### ENTRIES PROVIDED
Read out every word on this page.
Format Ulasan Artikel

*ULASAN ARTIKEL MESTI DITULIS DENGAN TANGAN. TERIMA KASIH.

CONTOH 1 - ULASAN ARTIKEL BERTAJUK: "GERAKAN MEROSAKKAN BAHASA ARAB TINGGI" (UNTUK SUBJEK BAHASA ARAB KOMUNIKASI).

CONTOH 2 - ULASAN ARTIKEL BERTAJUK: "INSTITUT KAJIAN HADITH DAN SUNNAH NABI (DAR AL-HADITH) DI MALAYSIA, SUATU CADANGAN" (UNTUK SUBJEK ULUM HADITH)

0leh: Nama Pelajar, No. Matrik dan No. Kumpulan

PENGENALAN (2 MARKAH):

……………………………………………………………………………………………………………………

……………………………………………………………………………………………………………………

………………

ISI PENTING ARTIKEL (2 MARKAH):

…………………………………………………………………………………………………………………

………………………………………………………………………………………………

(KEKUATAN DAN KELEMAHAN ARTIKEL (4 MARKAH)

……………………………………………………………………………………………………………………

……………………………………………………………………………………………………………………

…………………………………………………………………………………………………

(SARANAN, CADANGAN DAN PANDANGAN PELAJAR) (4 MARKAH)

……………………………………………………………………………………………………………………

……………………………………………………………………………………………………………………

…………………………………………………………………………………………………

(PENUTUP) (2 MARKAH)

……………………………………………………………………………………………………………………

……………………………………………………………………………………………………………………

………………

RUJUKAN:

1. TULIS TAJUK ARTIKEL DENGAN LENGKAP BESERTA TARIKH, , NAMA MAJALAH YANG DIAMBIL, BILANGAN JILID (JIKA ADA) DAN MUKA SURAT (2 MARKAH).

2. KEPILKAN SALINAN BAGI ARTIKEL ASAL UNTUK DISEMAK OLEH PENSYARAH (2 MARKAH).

### THE EXERCISE
Among the entries above, how many lines hold the string "CONTOH"? Respond with nothing but the number.

### WRITTEN SOLUTION
2